::: Records for the exercise

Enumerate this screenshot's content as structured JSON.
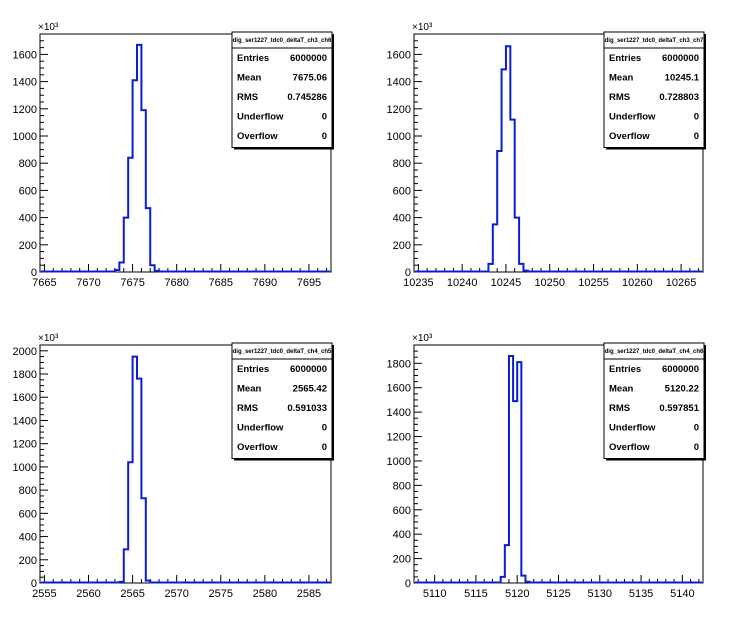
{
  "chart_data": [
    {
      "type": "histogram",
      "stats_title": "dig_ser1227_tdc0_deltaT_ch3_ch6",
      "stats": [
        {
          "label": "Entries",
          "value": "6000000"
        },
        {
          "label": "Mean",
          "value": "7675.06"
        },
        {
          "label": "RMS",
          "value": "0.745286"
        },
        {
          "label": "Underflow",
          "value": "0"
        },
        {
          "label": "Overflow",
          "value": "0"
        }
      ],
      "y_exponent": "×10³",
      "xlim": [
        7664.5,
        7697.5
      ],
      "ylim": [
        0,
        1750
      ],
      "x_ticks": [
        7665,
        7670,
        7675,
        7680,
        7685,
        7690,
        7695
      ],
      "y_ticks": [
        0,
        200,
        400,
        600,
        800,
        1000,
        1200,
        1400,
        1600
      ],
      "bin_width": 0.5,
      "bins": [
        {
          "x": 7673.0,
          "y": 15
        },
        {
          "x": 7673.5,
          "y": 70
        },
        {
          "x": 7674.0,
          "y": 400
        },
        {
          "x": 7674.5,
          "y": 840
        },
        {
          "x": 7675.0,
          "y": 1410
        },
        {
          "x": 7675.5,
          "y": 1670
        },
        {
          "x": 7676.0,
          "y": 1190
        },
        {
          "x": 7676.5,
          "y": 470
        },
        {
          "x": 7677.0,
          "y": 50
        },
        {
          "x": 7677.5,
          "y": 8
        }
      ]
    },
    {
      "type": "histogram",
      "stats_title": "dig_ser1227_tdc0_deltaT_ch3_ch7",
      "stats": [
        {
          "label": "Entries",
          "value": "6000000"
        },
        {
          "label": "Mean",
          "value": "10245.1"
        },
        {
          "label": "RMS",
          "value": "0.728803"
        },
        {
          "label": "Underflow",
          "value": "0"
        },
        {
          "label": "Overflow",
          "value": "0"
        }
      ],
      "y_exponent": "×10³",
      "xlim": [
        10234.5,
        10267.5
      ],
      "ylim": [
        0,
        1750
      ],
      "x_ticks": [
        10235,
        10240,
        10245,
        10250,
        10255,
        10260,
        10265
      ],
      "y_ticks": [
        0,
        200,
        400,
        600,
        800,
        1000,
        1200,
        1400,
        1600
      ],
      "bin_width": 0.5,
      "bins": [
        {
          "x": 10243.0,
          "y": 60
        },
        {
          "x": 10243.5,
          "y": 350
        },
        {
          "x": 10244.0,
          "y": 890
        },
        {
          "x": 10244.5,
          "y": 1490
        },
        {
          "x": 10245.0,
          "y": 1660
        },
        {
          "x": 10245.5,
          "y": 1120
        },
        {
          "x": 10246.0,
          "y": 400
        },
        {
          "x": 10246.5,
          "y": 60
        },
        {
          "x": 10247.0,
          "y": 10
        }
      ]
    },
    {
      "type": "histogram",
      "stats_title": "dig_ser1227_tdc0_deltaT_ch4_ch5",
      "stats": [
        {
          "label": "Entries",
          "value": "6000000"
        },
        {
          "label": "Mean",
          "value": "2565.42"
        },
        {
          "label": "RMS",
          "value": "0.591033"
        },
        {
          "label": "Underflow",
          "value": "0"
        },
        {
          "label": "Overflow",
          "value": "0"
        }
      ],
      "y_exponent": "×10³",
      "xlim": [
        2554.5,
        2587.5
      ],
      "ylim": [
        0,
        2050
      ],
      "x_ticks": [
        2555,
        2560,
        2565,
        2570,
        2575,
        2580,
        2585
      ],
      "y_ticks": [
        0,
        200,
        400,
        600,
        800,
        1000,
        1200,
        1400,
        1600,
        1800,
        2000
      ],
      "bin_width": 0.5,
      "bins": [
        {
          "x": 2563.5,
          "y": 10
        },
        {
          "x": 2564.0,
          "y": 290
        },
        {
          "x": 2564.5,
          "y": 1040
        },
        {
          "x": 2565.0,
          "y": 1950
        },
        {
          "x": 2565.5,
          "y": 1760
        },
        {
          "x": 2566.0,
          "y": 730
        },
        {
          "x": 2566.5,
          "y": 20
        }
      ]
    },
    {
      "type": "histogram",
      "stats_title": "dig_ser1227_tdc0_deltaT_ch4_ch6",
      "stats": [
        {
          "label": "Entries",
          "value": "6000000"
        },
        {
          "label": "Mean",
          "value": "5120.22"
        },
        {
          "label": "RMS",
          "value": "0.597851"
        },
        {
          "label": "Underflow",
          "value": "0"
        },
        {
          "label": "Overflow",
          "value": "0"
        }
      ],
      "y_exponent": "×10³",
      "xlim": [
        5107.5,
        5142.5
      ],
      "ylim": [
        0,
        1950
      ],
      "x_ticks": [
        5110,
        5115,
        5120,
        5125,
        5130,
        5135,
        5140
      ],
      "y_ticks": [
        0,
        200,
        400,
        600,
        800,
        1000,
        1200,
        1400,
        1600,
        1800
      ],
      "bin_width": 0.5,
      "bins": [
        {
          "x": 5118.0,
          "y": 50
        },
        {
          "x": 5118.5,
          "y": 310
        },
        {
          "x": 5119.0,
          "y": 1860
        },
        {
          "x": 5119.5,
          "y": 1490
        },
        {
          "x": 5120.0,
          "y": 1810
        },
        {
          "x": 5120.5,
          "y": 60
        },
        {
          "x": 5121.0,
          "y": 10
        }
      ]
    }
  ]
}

::::::

[What you need to do] Output all of the entries verbatim, leaving out any images.

[Finished answer]
Enumerate this screenshot's content as structured JSON.
{
  "chart_data": [
    {
      "type": "histogram",
      "stats_title": "dig_ser1227_tdc0_deltaT_ch3_ch6",
      "stats": [
        {
          "label": "Entries",
          "value": "6000000"
        },
        {
          "label": "Mean",
          "value": "7675.06"
        },
        {
          "label": "RMS",
          "value": "0.745286"
        },
        {
          "label": "Underflow",
          "value": "0"
        },
        {
          "label": "Overflow",
          "value": "0"
        }
      ],
      "y_exponent": "×10³",
      "xlim": [
        7664.5,
        7697.5
      ],
      "ylim": [
        0,
        1750
      ],
      "x_ticks": [
        7665,
        7670,
        7675,
        7680,
        7685,
        7690,
        7695
      ],
      "y_ticks": [
        0,
        200,
        400,
        600,
        800,
        1000,
        1200,
        1400,
        1600
      ],
      "bin_width": 0.5,
      "bins": [
        {
          "x": 7673.0,
          "y": 15
        },
        {
          "x": 7673.5,
          "y": 70
        },
        {
          "x": 7674.0,
          "y": 400
        },
        {
          "x": 7674.5,
          "y": 840
        },
        {
          "x": 7675.0,
          "y": 1410
        },
        {
          "x": 7675.5,
          "y": 1670
        },
        {
          "x": 7676.0,
          "y": 1190
        },
        {
          "x": 7676.5,
          "y": 470
        },
        {
          "x": 7677.0,
          "y": 50
        },
        {
          "x": 7677.5,
          "y": 8
        }
      ]
    },
    {
      "type": "histogram",
      "stats_title": "dig_ser1227_tdc0_deltaT_ch3_ch7",
      "stats": [
        {
          "label": "Entries",
          "value": "6000000"
        },
        {
          "label": "Mean",
          "value": "10245.1"
        },
        {
          "label": "RMS",
          "value": "0.728803"
        },
        {
          "label": "Underflow",
          "value": "0"
        },
        {
          "label": "Overflow",
          "value": "0"
        }
      ],
      "y_exponent": "×10³",
      "xlim": [
        10234.5,
        10267.5
      ],
      "ylim": [
        0,
        1750
      ],
      "x_ticks": [
        10235,
        10240,
        10245,
        10250,
        10255,
        10260,
        10265
      ],
      "y_ticks": [
        0,
        200,
        400,
        600,
        800,
        1000,
        1200,
        1400,
        1600
      ],
      "bin_width": 0.5,
      "bins": [
        {
          "x": 10243.0,
          "y": 60
        },
        {
          "x": 10243.5,
          "y": 350
        },
        {
          "x": 10244.0,
          "y": 890
        },
        {
          "x": 10244.5,
          "y": 1490
        },
        {
          "x": 10245.0,
          "y": 1660
        },
        {
          "x": 10245.5,
          "y": 1120
        },
        {
          "x": 10246.0,
          "y": 400
        },
        {
          "x": 10246.5,
          "y": 60
        },
        {
          "x": 10247.0,
          "y": 10
        }
      ]
    },
    {
      "type": "histogram",
      "stats_title": "dig_ser1227_tdc0_deltaT_ch4_ch5",
      "stats": [
        {
          "label": "Entries",
          "value": "6000000"
        },
        {
          "label": "Mean",
          "value": "2565.42"
        },
        {
          "label": "RMS",
          "value": "0.591033"
        },
        {
          "label": "Underflow",
          "value": "0"
        },
        {
          "label": "Overflow",
          "value": "0"
        }
      ],
      "y_exponent": "×10³",
      "xlim": [
        2554.5,
        2587.5
      ],
      "ylim": [
        0,
        2050
      ],
      "x_ticks": [
        2555,
        2560,
        2565,
        2570,
        2575,
        2580,
        2585
      ],
      "y_ticks": [
        0,
        200,
        400,
        600,
        800,
        1000,
        1200,
        1400,
        1600,
        1800,
        2000
      ],
      "bin_width": 0.5,
      "bins": [
        {
          "x": 2563.5,
          "y": 10
        },
        {
          "x": 2564.0,
          "y": 290
        },
        {
          "x": 2564.5,
          "y": 1040
        },
        {
          "x": 2565.0,
          "y": 1950
        },
        {
          "x": 2565.5,
          "y": 1760
        },
        {
          "x": 2566.0,
          "y": 730
        },
        {
          "x": 2566.5,
          "y": 20
        }
      ]
    },
    {
      "type": "histogram",
      "stats_title": "dig_ser1227_tdc0_deltaT_ch4_ch6",
      "stats": [
        {
          "label": "Entries",
          "value": "6000000"
        },
        {
          "label": "Mean",
          "value": "5120.22"
        },
        {
          "label": "RMS",
          "value": "0.597851"
        },
        {
          "label": "Underflow",
          "value": "0"
        },
        {
          "label": "Overflow",
          "value": "0"
        }
      ],
      "y_exponent": "×10³",
      "xlim": [
        5107.5,
        5142.5
      ],
      "ylim": [
        0,
        1950
      ],
      "x_ticks": [
        5110,
        5115,
        5120,
        5125,
        5130,
        5135,
        5140
      ],
      "y_ticks": [
        0,
        200,
        400,
        600,
        800,
        1000,
        1200,
        1400,
        1600,
        1800
      ],
      "bin_width": 0.5,
      "bins": [
        {
          "x": 5118.0,
          "y": 50
        },
        {
          "x": 5118.5,
          "y": 310
        },
        {
          "x": 5119.0,
          "y": 1860
        },
        {
          "x": 5119.5,
          "y": 1490
        },
        {
          "x": 5120.0,
          "y": 1810
        },
        {
          "x": 5120.5,
          "y": 60
        },
        {
          "x": 5121.0,
          "y": 10
        }
      ]
    }
  ]
}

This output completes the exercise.